_WORK TO BE COMPLETED_
Report each line of the data that includes the word "JSON".

_DATASET EXTRACT_
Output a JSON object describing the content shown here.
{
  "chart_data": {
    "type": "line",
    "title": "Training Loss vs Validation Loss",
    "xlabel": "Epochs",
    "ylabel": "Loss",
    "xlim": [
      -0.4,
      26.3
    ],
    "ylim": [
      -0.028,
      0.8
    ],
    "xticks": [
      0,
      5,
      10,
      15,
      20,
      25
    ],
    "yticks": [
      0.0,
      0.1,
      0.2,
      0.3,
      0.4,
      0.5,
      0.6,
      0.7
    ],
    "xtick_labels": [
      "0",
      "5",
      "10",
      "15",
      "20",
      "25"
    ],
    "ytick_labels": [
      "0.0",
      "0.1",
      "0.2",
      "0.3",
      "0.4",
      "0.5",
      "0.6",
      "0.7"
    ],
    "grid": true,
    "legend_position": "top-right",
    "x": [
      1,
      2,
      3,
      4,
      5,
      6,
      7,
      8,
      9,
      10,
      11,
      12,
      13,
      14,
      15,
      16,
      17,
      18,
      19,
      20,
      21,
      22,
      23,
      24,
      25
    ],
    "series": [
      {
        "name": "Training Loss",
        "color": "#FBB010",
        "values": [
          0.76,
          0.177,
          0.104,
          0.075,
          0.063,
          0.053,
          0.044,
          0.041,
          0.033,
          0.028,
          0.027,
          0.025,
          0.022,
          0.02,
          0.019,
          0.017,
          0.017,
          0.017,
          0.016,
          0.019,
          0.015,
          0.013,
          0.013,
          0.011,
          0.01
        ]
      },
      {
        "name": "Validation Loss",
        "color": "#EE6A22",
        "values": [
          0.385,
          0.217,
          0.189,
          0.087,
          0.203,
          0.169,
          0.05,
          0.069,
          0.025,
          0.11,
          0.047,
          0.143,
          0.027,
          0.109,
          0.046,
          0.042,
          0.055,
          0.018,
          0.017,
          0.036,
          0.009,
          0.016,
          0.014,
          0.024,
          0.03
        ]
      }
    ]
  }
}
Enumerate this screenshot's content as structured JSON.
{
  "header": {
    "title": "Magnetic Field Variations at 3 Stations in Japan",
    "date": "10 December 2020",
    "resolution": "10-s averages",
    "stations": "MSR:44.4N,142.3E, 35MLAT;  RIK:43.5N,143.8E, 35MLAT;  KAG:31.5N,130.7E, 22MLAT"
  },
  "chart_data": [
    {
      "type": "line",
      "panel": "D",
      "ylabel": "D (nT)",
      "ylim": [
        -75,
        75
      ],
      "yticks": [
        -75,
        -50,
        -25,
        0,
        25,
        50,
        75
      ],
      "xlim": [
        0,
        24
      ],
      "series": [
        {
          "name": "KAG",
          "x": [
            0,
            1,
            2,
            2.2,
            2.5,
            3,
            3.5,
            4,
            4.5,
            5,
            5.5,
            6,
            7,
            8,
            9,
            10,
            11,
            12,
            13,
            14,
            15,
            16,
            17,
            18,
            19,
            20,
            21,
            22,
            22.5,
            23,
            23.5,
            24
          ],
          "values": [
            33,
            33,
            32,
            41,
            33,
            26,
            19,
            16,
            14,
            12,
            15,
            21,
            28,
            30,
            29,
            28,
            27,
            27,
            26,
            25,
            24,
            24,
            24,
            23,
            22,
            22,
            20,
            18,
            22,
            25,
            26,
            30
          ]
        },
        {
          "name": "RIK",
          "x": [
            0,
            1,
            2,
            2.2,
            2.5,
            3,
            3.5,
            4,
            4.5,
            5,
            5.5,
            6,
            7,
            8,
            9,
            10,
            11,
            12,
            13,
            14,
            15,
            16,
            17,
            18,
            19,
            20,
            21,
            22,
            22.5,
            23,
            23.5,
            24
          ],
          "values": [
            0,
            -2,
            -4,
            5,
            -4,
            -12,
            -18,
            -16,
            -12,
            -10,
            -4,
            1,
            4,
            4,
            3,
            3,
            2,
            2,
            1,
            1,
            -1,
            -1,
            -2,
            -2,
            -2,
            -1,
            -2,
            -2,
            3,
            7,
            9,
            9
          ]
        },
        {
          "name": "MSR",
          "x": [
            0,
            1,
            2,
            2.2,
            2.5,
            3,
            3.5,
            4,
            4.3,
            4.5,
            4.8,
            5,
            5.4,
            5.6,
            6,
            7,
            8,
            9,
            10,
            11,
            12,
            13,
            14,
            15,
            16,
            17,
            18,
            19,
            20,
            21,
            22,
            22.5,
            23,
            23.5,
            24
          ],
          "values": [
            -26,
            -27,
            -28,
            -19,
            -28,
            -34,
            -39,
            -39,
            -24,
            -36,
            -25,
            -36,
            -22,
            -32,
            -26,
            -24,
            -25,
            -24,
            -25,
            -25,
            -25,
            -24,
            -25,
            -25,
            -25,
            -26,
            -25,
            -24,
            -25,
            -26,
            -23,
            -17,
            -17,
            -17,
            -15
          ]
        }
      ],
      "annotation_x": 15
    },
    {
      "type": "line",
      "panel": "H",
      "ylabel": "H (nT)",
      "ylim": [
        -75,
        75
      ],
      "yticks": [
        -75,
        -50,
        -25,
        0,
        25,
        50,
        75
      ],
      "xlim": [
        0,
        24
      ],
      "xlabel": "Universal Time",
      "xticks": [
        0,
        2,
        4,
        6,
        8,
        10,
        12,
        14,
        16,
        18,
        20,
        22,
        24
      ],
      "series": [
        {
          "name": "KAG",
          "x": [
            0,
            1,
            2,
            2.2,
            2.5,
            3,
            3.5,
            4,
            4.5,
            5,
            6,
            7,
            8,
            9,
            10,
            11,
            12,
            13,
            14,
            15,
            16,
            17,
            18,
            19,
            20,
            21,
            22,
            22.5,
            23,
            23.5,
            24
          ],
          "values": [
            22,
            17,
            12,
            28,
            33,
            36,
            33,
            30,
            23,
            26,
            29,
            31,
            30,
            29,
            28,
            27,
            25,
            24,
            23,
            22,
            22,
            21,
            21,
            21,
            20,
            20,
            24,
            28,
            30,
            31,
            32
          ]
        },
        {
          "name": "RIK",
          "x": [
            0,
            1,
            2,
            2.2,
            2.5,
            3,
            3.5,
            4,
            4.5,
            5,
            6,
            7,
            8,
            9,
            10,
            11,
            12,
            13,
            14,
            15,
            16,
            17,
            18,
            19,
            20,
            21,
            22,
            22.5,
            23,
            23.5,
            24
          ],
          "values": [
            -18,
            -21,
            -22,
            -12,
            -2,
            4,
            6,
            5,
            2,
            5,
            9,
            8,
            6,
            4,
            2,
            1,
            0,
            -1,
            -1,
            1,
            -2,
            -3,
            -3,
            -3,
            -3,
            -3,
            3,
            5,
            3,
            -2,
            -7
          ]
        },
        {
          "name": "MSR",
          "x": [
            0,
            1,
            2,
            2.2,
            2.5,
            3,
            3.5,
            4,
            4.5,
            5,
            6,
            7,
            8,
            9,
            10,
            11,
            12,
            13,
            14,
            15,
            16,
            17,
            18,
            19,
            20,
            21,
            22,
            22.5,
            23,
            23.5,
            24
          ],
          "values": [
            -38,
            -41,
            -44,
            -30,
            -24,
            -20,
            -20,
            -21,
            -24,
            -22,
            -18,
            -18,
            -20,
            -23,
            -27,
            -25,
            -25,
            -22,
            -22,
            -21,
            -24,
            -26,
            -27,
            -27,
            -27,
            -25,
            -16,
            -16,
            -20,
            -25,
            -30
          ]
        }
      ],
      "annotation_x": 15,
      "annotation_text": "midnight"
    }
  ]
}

_FULL ANSWER_
Output a JSON object describing the content shown here.
Enumerate this screenshot's content as structured JSON.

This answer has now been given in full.